_To do_
Lines that hold the word "бассейн" should be located and copied.

Data shown start

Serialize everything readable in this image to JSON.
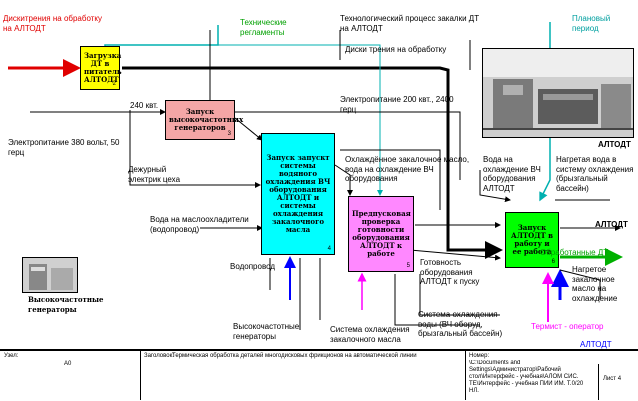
{
  "diagram": {
    "boxes": [
      {
        "label": "Загрузка ДТ в питатель АЛТОДТ",
        "num": "2",
        "color": "#ffff00"
      },
      {
        "label": "Запуск высокочастотных генераторов",
        "num": "3",
        "color": "#f4a6a6"
      },
      {
        "label": "Запуск запускт системы водяного охлаждения ВЧ оборудования АЛТОДТ и системы охлаждения закалочного масла",
        "num": "4",
        "color": "#00ffff"
      },
      {
        "label": "Предпусковая проверка готовности оборудования АЛТОДТ к работе",
        "num": "5",
        "color": "#ff88ff"
      },
      {
        "label": "Запуск АЛТОДТ в работу и ее работа",
        "num": "6",
        "color": "#00ff00"
      }
    ],
    "labels": {
      "discs_to_processing": "Дискитрения на обработку на АЛТОДТ",
      "tech_regs": "Технические регламенты",
      "tech_process": "Технологический процесс закалки ДТ на АЛТОДТ",
      "planned_period": "Плановый период",
      "discs_friction": "Диски трения на обработку",
      "power_240": "240 квт.",
      "power_380": "Электропитание 380 вольт, 50 герц",
      "power_200": "Электропитание 200 квт., 2400 герц",
      "alt_label": "АЛТОДТ",
      "cooled_oil": "Охлаждённое закалочное масло, вода на охлаждение ВЧ оборудования",
      "water_hf": "Вода на охлаждение ВЧ оборудования АЛТОДТ",
      "heated_water": "Нагретая вода в систему охлаждения (брызгальный бассейн)",
      "duty_electric": "Дежурный электрик цеха",
      "water_oil_cooler": "Вода на маслоохладители (водопровод)",
      "processed_dt": "Обработанные ДТ",
      "alt_right": "АЛТОДТ",
      "readiness": "Готовность оборудования АЛТОДТ к пуску",
      "water_pipe": "Водопровод",
      "heated_oil": "Нагретое закалочное масло на охлаждение",
      "hf_generators": "Высокочастотные генераторы",
      "hf_gen_caption": "Высокочастотные генераторы",
      "hf_gen_out": "Высокочастотные генераторы",
      "oil_cooling": "Система охлаждения закалочного масла",
      "water_cooling": "Система охлаждения воды (ВЧ оборуд, брызгальный бассейн)",
      "thermist": "Термист - оператор",
      "alt_bottom": "АЛТОДТ"
    }
  },
  "footer": {
    "node_label": "Узел:",
    "node_value": "A0",
    "title_label": "Заголовок:",
    "title_value": "Термическая обработка деталей многодисковых фрикционов на автоматической линии",
    "number_label": "Номер:",
    "number_value": "\\C:\\Documents and Settings\\Администратор\\Рабочий стол\\Интерфейс - учебная\\АЛОМ СИС. ТЕ\\Интерфейс - учебная ПИИ ИМ. Т.0/20 НЛ.",
    "page": "Лист  4"
  },
  "colors": {
    "red_arrow": "#e00000",
    "green_arrow": "#00b000",
    "blue_arrow": "#0000ff",
    "magenta_arrow": "#ff00ff",
    "cyan_arrow": "#00b0b0"
  }
}
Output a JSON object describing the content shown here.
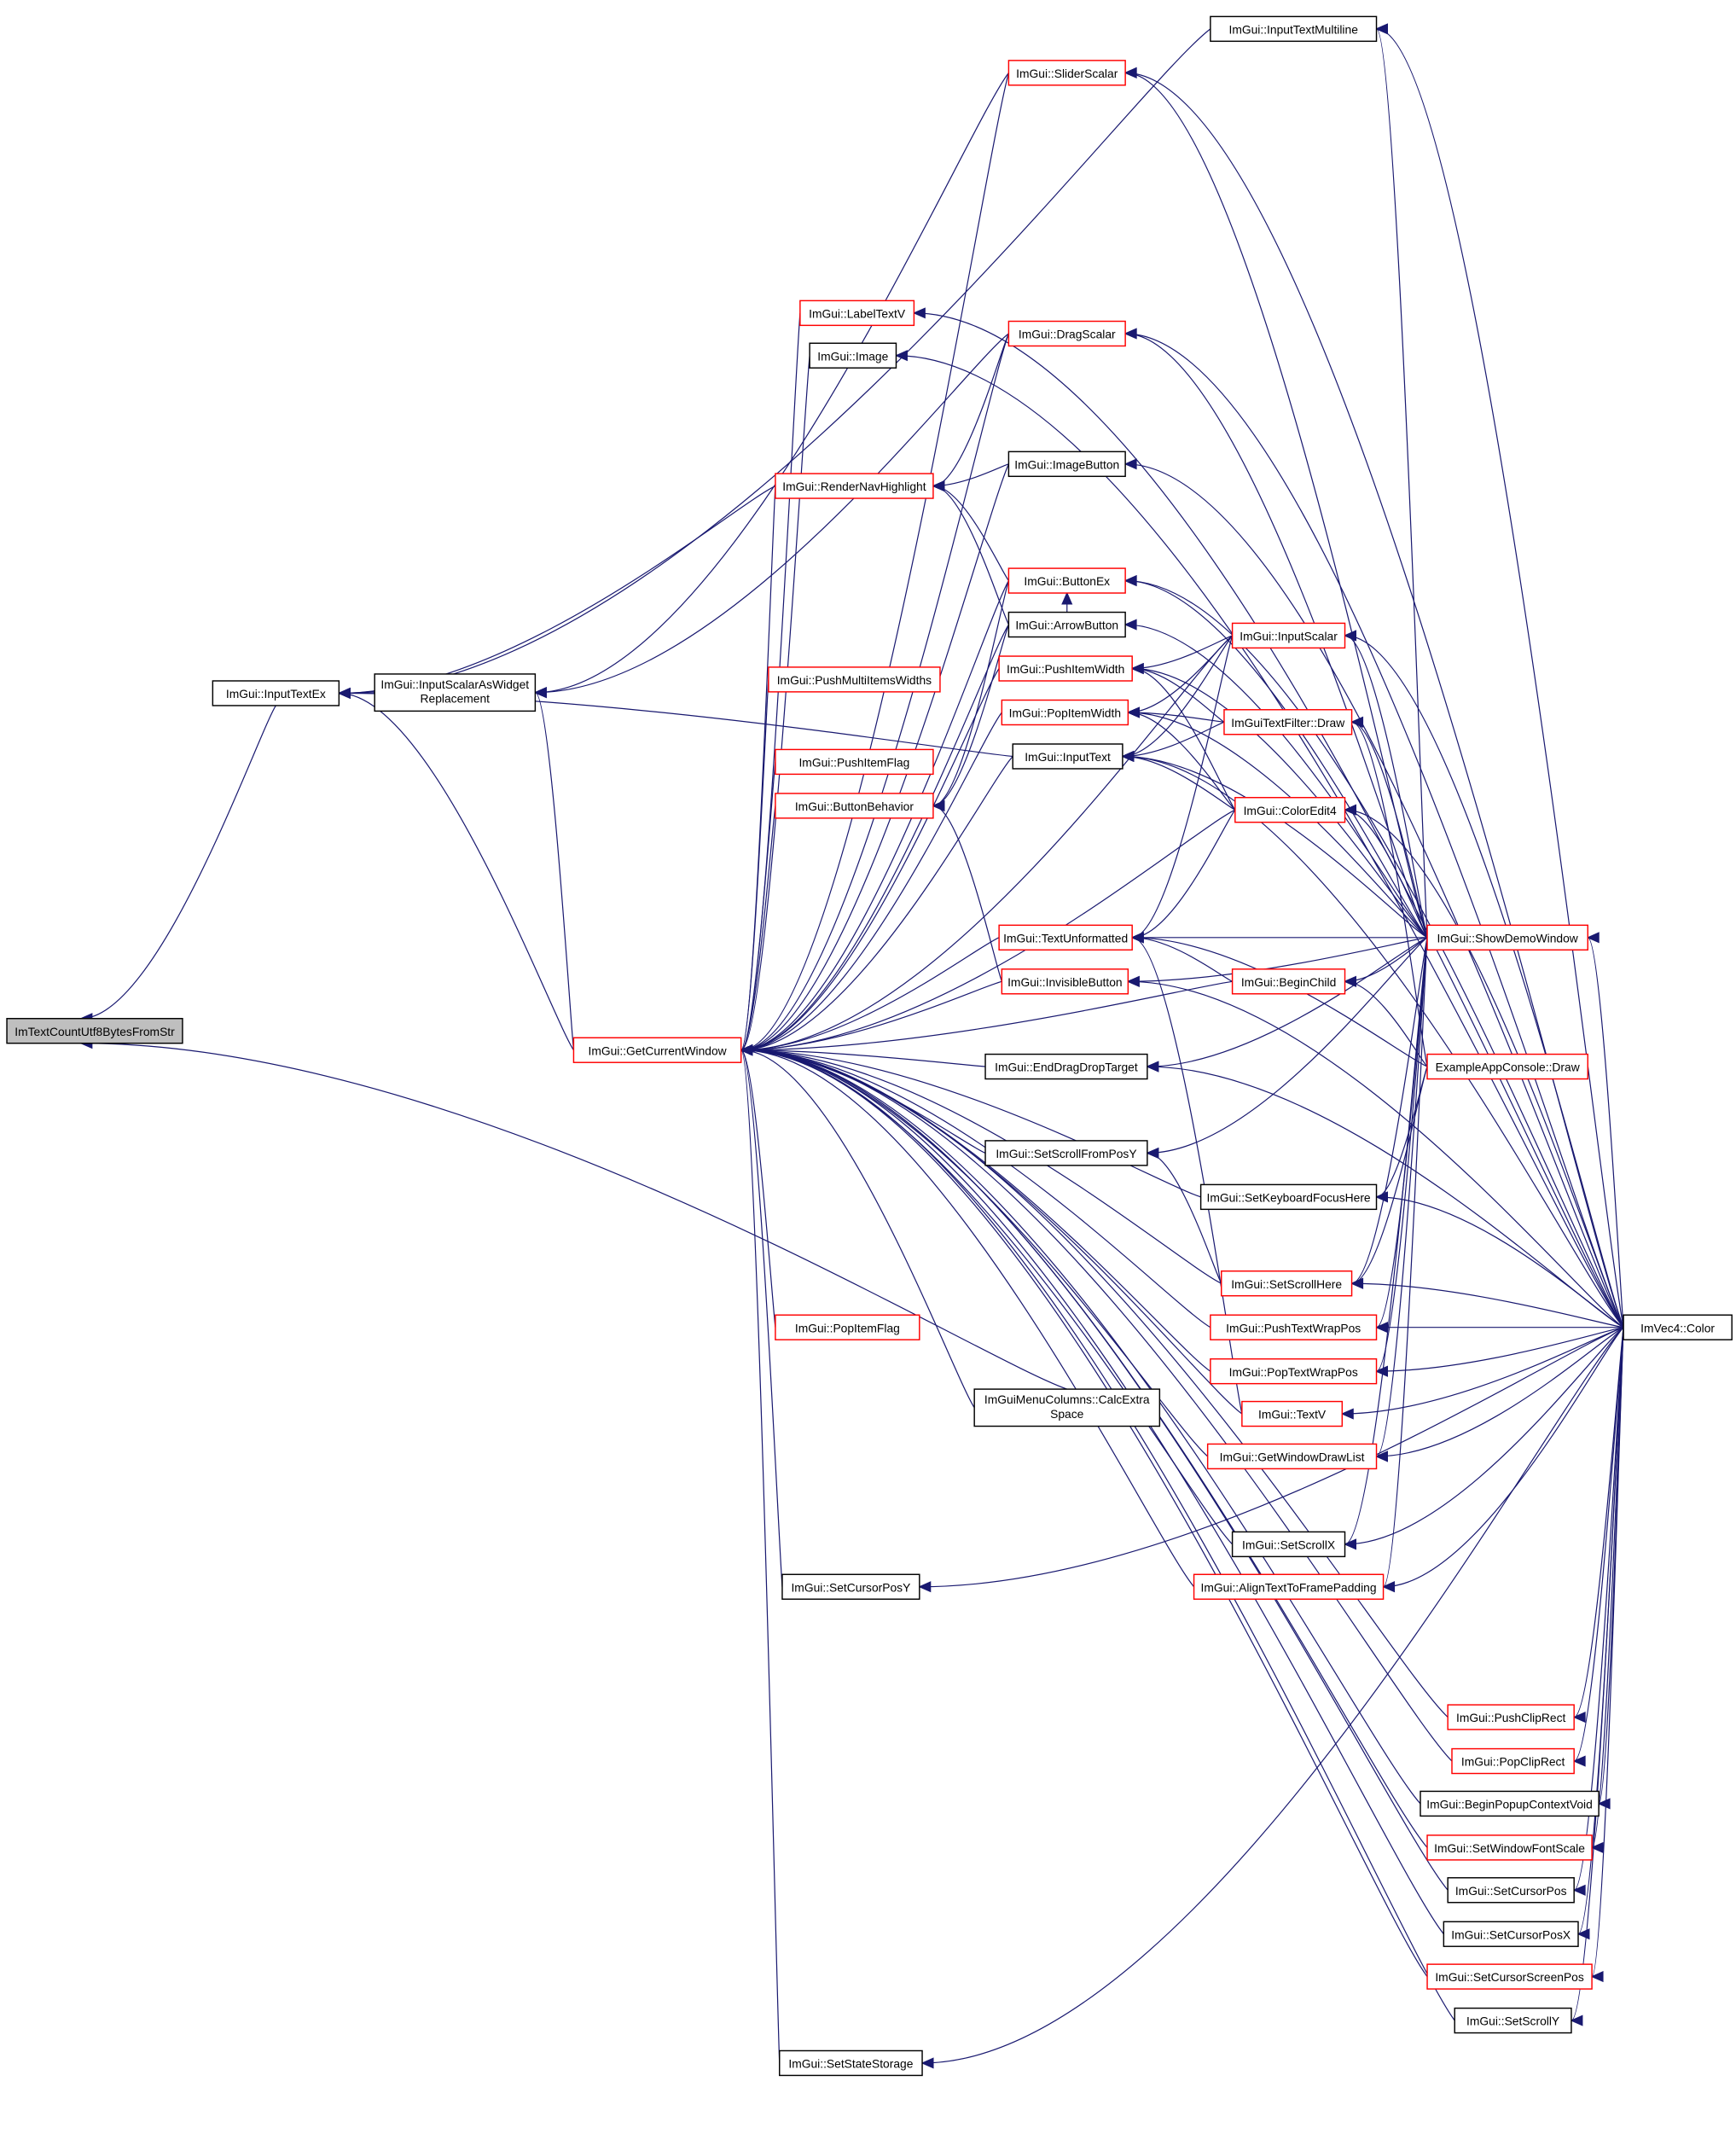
{
  "graph": {
    "type": "caller-graph",
    "colors": {
      "edge": "#191970",
      "highlight_fill": "#bfbfbf",
      "default_border": "#000000",
      "partial_border": "#ff0000"
    },
    "nodes": [
      {
        "lines": [
          "ImTextCountUtf8BytesFromStr"
        ],
        "border": "black",
        "focus": true
      },
      {
        "lines": [
          "ImGui::InputTextEx"
        ],
        "border": "black"
      },
      {
        "lines": [
          "ImGui::InputScalarAsWidget",
          "Replacement"
        ],
        "border": "black"
      },
      {
        "lines": [
          "ImGui::GetCurrentWindow"
        ],
        "border": "red"
      },
      {
        "lines": [
          "ImGui::InputTextMultiline"
        ],
        "border": "black"
      },
      {
        "lines": [
          "ImGui::SliderScalar"
        ],
        "border": "red"
      },
      {
        "lines": [
          "ImGui::LabelTextV"
        ],
        "border": "red"
      },
      {
        "lines": [
          "ImGui::DragScalar"
        ],
        "border": "red"
      },
      {
        "lines": [
          "ImGui::Image"
        ],
        "border": "black"
      },
      {
        "lines": [
          "ImGui::ImageButton"
        ],
        "border": "black"
      },
      {
        "lines": [
          "ImGui::RenderNavHighlight"
        ],
        "border": "red"
      },
      {
        "lines": [
          "ImGui::ButtonEx"
        ],
        "border": "red"
      },
      {
        "lines": [
          "ImGui::ArrowButton"
        ],
        "border": "black"
      },
      {
        "lines": [
          "ImGui::PushItemWidth"
        ],
        "border": "red"
      },
      {
        "lines": [
          "ImGui::PushMultiItemsWidths"
        ],
        "border": "red"
      },
      {
        "lines": [
          "ImGui::PopItemWidth"
        ],
        "border": "red"
      },
      {
        "lines": [
          "ImGui::InputText"
        ],
        "border": "black"
      },
      {
        "lines": [
          "ImGui::PushItemFlag"
        ],
        "border": "red"
      },
      {
        "lines": [
          "ImGui::ButtonBehavior"
        ],
        "border": "red"
      },
      {
        "lines": [
          "ImGui::InputScalar"
        ],
        "border": "red"
      },
      {
        "lines": [
          "ImGuiTextFilter::Draw"
        ],
        "border": "red"
      },
      {
        "lines": [
          "ImGui::ColorEdit4"
        ],
        "border": "red"
      },
      {
        "lines": [
          "ImGui::TextUnformatted"
        ],
        "border": "red"
      },
      {
        "lines": [
          "ImGui::InvisibleButton"
        ],
        "border": "red"
      },
      {
        "lines": [
          "ImGui::ShowDemoWindow"
        ],
        "border": "red"
      },
      {
        "lines": [
          "ImGui::BeginChild"
        ],
        "border": "red"
      },
      {
        "lines": [
          "ImGui::EndDragDropTarget"
        ],
        "border": "black"
      },
      {
        "lines": [
          "ExampleAppConsole::Draw"
        ],
        "border": "red"
      },
      {
        "lines": [
          "ImGui::SetScrollFromPosY"
        ],
        "border": "black"
      },
      {
        "lines": [
          "ImGui::SetKeyboardFocusHere"
        ],
        "border": "black"
      },
      {
        "lines": [
          "ImGui::SetScrollHere"
        ],
        "border": "red"
      },
      {
        "lines": [
          "ImGui::PopItemFlag"
        ],
        "border": "red"
      },
      {
        "lines": [
          "ImGui::PushTextWrapPos"
        ],
        "border": "red"
      },
      {
        "lines": [
          "ImVec4::Color"
        ],
        "border": "black"
      },
      {
        "lines": [
          "ImGui::PopTextWrapPos"
        ],
        "border": "red"
      },
      {
        "lines": [
          "ImGuiMenuColumns::CalcExtra",
          "Space"
        ],
        "border": "black"
      },
      {
        "lines": [
          "ImGui::TextV"
        ],
        "border": "red"
      },
      {
        "lines": [
          "ImGui::GetWindowDrawList"
        ],
        "border": "red"
      },
      {
        "lines": [
          "ImGui::SetScrollX"
        ],
        "border": "black"
      },
      {
        "lines": [
          "ImGui::SetCursorPosY"
        ],
        "border": "black"
      },
      {
        "lines": [
          "ImGui::AlignTextToFramePadding"
        ],
        "border": "red"
      },
      {
        "lines": [
          "ImGui::PushClipRect"
        ],
        "border": "red"
      },
      {
        "lines": [
          "ImGui::PopClipRect"
        ],
        "border": "red"
      },
      {
        "lines": [
          "ImGui::BeginPopupContextVoid"
        ],
        "border": "black"
      },
      {
        "lines": [
          "ImGui::SetWindowFontScale"
        ],
        "border": "red"
      },
      {
        "lines": [
          "ImGui::SetCursorPos"
        ],
        "border": "black"
      },
      {
        "lines": [
          "ImGui::SetCursorPosX"
        ],
        "border": "black"
      },
      {
        "lines": [
          "ImGui::SetCursorScreenPos"
        ],
        "border": "red"
      },
      {
        "lines": [
          "ImGui::SetScrollY"
        ],
        "border": "black"
      },
      {
        "lines": [
          "ImGui::SetStateStorage"
        ],
        "border": "black"
      }
    ],
    "edges": [
      [
        1,
        0
      ],
      [
        35,
        0
      ],
      [
        4,
        1
      ],
      [
        2,
        1
      ],
      [
        3,
        1
      ],
      [
        10,
        1
      ],
      [
        16,
        1
      ],
      [
        5,
        2
      ],
      [
        7,
        2
      ],
      [
        3,
        2
      ],
      [
        6,
        3
      ],
      [
        8,
        3
      ],
      [
        7,
        3
      ],
      [
        9,
        3
      ],
      [
        10,
        3
      ],
      [
        11,
        3
      ],
      [
        12,
        3
      ],
      [
        14,
        3
      ],
      [
        17,
        3
      ],
      [
        18,
        3
      ],
      [
        19,
        3
      ],
      [
        22,
        3
      ],
      [
        23,
        3
      ],
      [
        25,
        3
      ],
      [
        28,
        3
      ],
      [
        29,
        3
      ],
      [
        30,
        3
      ],
      [
        31,
        3
      ],
      [
        32,
        3
      ],
      [
        34,
        3
      ],
      [
        35,
        3
      ],
      [
        36,
        3
      ],
      [
        37,
        3
      ],
      [
        38,
        3
      ],
      [
        39,
        3
      ],
      [
        40,
        3
      ],
      [
        41,
        3
      ],
      [
        42,
        3
      ],
      [
        43,
        3
      ],
      [
        44,
        3
      ],
      [
        45,
        3
      ],
      [
        46,
        3
      ],
      [
        47,
        3
      ],
      [
        48,
        3
      ],
      [
        49,
        3
      ],
      [
        5,
        3
      ],
      [
        16,
        3
      ],
      [
        13,
        3
      ],
      [
        15,
        3
      ],
      [
        21,
        3
      ],
      [
        26,
        3
      ],
      [
        33,
        4
      ],
      [
        24,
        4
      ],
      [
        33,
        5
      ],
      [
        24,
        5
      ],
      [
        33,
        6
      ],
      [
        33,
        7
      ],
      [
        24,
        7
      ],
      [
        33,
        8
      ],
      [
        9,
        10
      ],
      [
        7,
        10
      ],
      [
        11,
        10
      ],
      [
        12,
        10
      ],
      [
        33,
        9
      ],
      [
        12,
        11
      ],
      [
        24,
        11
      ],
      [
        33,
        11
      ],
      [
        24,
        12
      ],
      [
        19,
        13
      ],
      [
        20,
        13
      ],
      [
        21,
        13
      ],
      [
        24,
        13
      ],
      [
        19,
        15
      ],
      [
        20,
        15
      ],
      [
        21,
        15
      ],
      [
        24,
        15
      ],
      [
        19,
        16
      ],
      [
        20,
        16
      ],
      [
        21,
        16
      ],
      [
        24,
        16
      ],
      [
        33,
        16
      ],
      [
        11,
        18
      ],
      [
        12,
        18
      ],
      [
        23,
        18
      ],
      [
        24,
        19
      ],
      [
        33,
        19
      ],
      [
        24,
        20
      ],
      [
        27,
        20
      ],
      [
        24,
        21
      ],
      [
        33,
        21
      ],
      [
        19,
        22
      ],
      [
        21,
        22
      ],
      [
        24,
        22
      ],
      [
        27,
        22
      ],
      [
        25,
        22
      ],
      [
        36,
        22
      ],
      [
        24,
        23
      ],
      [
        33,
        23
      ],
      [
        33,
        24
      ],
      [
        24,
        25
      ],
      [
        27,
        25
      ],
      [
        24,
        26
      ],
      [
        33,
        26
      ],
      [
        24,
        28
      ],
      [
        30,
        28
      ],
      [
        33,
        29
      ],
      [
        27,
        29
      ],
      [
        24,
        30
      ],
      [
        27,
        30
      ],
      [
        33,
        30
      ],
      [
        24,
        32
      ],
      [
        33,
        32
      ],
      [
        24,
        34
      ],
      [
        33,
        34
      ],
      [
        33,
        36
      ],
      [
        24,
        37
      ],
      [
        33,
        37
      ],
      [
        24,
        38
      ],
      [
        33,
        38
      ],
      [
        33,
        39
      ],
      [
        24,
        40
      ],
      [
        33,
        40
      ],
      [
        33,
        41
      ],
      [
        33,
        42
      ],
      [
        33,
        43
      ],
      [
        33,
        44
      ],
      [
        33,
        45
      ],
      [
        33,
        46
      ],
      [
        33,
        47
      ],
      [
        33,
        48
      ],
      [
        33,
        49
      ]
    ]
  }
}
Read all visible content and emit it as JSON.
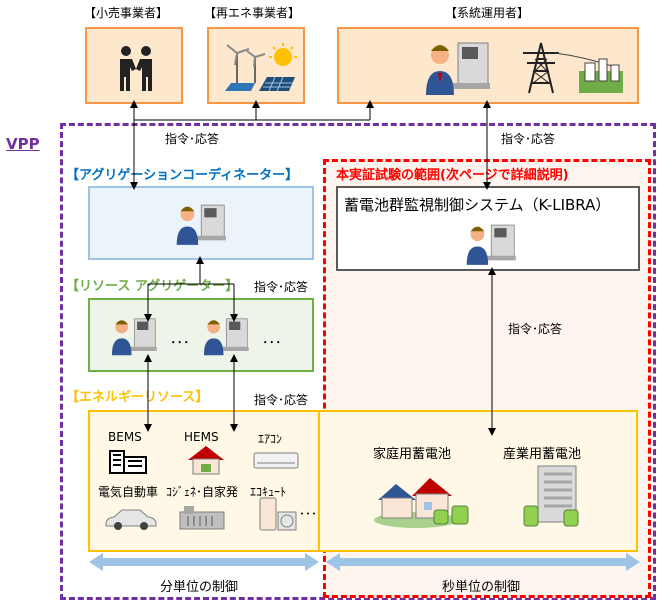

Data shown end

_Reply to the exercise_
      "heated_water": "Нагретая вода в систему охлаждения (брызгальный бассейн)",
      "water_cooling": "Система охлаждения воды (ВЧ оборуд, брызгальный бассейн)",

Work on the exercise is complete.